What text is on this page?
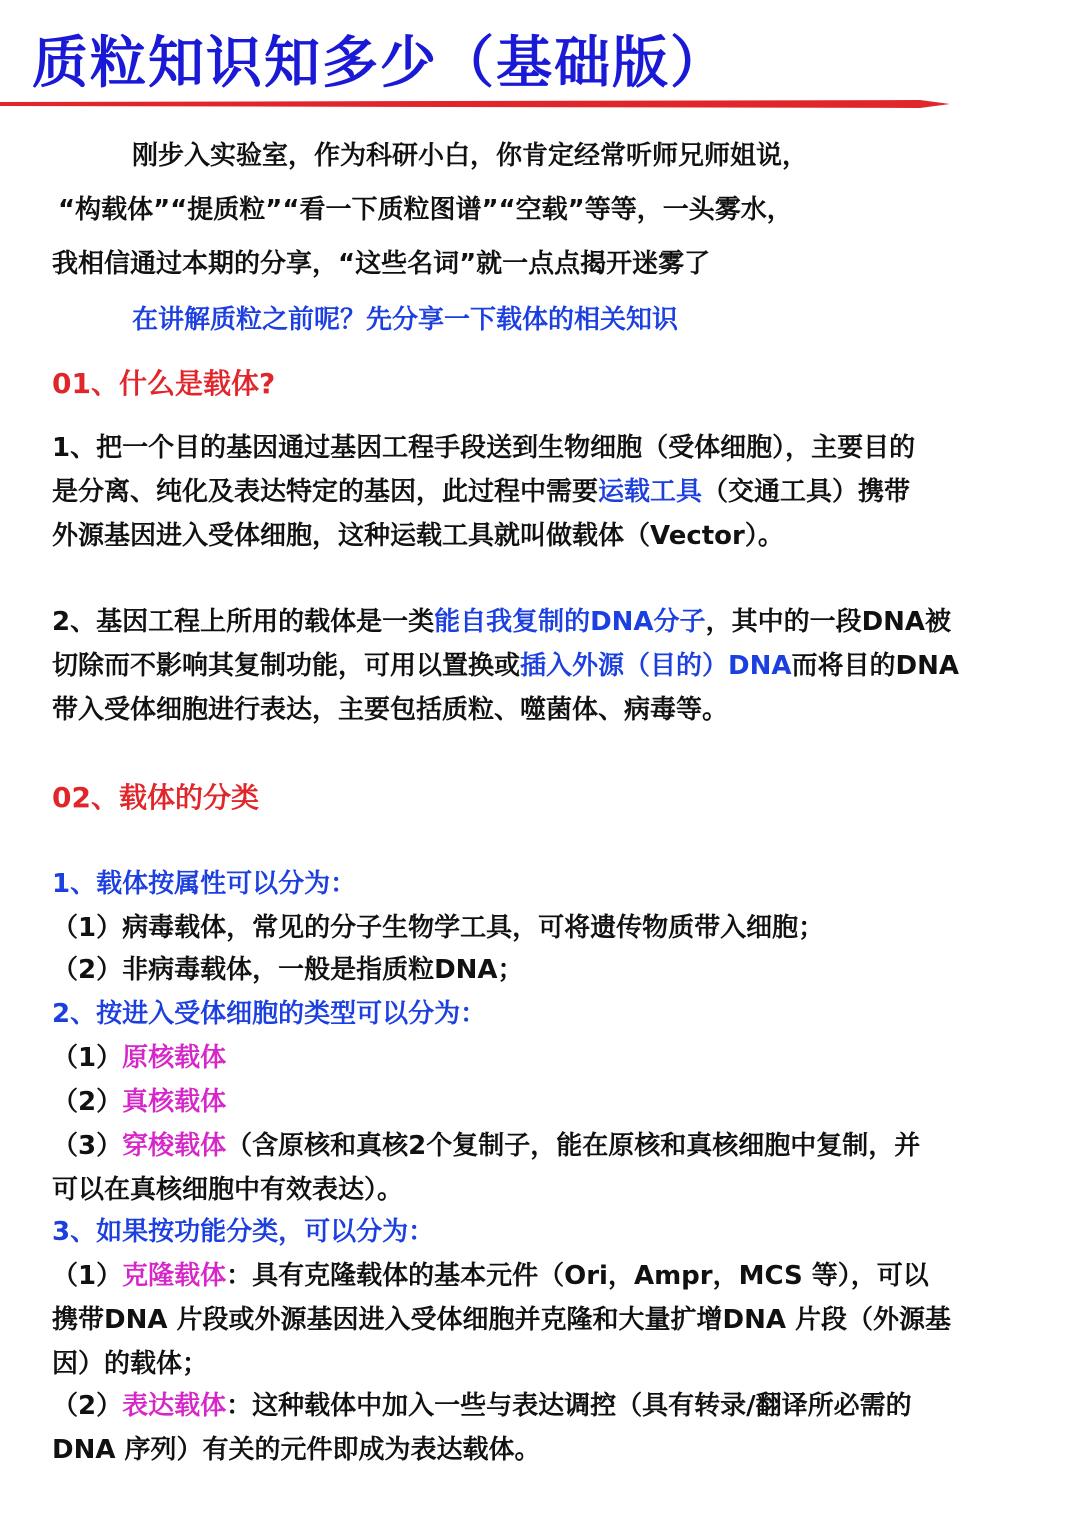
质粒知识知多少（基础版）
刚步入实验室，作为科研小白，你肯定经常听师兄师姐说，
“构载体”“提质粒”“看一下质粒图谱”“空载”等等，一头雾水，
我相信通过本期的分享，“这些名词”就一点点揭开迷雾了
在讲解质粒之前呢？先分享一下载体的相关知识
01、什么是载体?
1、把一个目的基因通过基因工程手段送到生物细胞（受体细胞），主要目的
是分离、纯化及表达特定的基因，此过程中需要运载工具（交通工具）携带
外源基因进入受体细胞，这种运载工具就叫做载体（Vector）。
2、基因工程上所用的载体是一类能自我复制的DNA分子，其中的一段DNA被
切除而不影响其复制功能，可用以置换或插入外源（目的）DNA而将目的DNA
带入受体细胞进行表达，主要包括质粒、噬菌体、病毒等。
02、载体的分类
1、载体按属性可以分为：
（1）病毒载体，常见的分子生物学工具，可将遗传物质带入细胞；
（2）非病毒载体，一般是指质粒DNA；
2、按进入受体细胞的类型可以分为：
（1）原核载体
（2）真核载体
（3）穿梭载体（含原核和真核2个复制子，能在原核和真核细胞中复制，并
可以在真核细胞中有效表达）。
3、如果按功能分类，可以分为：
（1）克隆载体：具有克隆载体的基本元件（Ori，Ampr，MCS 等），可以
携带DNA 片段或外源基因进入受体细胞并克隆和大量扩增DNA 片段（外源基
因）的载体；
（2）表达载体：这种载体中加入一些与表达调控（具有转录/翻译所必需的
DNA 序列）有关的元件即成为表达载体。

■ Set problem
Exclude every picture and copy the remaining data exactly.

■ Exercise result
What text is on this page?
质粒知识知多少（基础版）
刚步入实验室，作为科研小白，你肯定经常听师兄师姐说，
“构载体”“提质粒”“看一下质粒图谱”“空载”等等，一头雾水，
我相信通过本期的分享，“这些名词”就一点点揭开迷雾了
在讲解质粒之前呢？先分享一下载体的相关知识
01、什么是载体?
1、把一个目的基因通过基因工程手段送到生物细胞（受体细胞），主要目的
是分离、纯化及表达特定的基因，此过程中需要运载工具（交通工具）携带
外源基因进入受体细胞，这种运载工具就叫做载体（Vector）。
2、基因工程上所用的载体是一类能自我复制的DNA分子，其中的一段DNA被
切除而不影响其复制功能，可用以置换或插入外源（目的）DNA而将目的DNA
带入受体细胞进行表达，主要包括质粒、噬菌体、病毒等。
02、载体的分类
1、载体按属性可以分为：
（1）病毒载体，常见的分子生物学工具，可将遗传物质带入细胞；
（2）非病毒载体，一般是指质粒DNA；
2、按进入受体细胞的类型可以分为：
（1）原核载体
（2）真核载体
（3）穿梭载体（含原核和真核2个复制子，能在原核和真核细胞中复制，并
可以在真核细胞中有效表达）。
3、如果按功能分类，可以分为：
（1）克隆载体：具有克隆载体的基本元件（Ori，Ampr，MCS 等），可以
携带DNA 片段或外源基因进入受体细胞并克隆和大量扩增DNA 片段（外源基
因）的载体；
（2）表达载体：这种载体中加入一些与表达调控（具有转录/翻译所必需的
DNA 序列）有关的元件即成为表达载体。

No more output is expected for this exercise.